Available data ▸
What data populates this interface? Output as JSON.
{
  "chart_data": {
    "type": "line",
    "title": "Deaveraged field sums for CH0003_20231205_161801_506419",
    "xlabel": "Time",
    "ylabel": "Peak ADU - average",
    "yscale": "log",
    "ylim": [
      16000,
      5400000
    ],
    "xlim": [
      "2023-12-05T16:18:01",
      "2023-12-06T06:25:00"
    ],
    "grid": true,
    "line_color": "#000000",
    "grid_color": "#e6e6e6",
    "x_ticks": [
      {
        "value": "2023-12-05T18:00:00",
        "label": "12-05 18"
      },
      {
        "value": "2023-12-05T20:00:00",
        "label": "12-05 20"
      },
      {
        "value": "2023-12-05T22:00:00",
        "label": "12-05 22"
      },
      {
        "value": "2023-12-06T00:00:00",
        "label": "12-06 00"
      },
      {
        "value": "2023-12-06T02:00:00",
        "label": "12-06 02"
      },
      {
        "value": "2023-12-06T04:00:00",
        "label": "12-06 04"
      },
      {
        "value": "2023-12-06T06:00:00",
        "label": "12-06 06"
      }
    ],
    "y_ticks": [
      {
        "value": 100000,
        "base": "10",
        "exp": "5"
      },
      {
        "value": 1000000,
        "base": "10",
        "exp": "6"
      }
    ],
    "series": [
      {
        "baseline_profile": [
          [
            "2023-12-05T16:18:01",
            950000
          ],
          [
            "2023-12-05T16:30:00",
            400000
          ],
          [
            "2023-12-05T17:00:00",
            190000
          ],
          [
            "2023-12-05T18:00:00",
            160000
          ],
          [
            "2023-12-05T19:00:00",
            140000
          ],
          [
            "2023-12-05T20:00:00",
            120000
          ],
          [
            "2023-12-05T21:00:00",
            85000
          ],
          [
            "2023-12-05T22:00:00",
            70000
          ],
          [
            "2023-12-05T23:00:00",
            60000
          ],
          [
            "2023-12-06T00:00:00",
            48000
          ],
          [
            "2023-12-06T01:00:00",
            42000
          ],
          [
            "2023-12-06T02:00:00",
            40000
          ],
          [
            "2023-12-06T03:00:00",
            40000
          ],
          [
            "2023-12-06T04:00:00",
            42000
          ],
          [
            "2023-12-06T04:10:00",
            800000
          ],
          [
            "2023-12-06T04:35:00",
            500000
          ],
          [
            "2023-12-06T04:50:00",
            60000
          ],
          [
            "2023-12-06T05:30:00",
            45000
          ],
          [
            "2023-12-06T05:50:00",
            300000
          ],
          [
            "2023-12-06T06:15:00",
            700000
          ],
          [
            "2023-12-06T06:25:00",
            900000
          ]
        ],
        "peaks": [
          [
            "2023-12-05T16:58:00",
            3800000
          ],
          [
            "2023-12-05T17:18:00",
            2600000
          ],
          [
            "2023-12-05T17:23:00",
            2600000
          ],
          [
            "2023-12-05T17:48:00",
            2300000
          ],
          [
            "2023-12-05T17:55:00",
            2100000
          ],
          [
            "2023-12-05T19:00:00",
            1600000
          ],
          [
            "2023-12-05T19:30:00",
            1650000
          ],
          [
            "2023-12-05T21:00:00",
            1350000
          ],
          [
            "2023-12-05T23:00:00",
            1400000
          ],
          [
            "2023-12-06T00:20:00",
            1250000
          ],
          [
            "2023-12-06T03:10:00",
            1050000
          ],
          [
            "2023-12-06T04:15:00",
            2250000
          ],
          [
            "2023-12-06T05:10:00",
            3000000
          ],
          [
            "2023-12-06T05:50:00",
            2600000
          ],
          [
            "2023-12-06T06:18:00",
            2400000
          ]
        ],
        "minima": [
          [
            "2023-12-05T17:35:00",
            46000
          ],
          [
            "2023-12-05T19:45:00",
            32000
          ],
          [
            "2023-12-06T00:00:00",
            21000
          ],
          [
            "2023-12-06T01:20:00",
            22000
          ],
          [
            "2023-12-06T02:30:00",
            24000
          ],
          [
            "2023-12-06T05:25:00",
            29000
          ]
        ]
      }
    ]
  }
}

Goal ▸
All lines holding the word "value" should be picked out and copied.

Solution below ▸
        "value": "2023-12-05T18:00:00",
        "value": "2023-12-05T20:00:00",
        "value": "2023-12-05T22:00:00",
        "value": "2023-12-06T00:00:00",
        "value": "2023-12-06T02:00:00",
        "value": "2023-12-06T04:00:00",
        "value": "2023-12-06T06:00:00",
        "value": 100000,
        "value": 1000000,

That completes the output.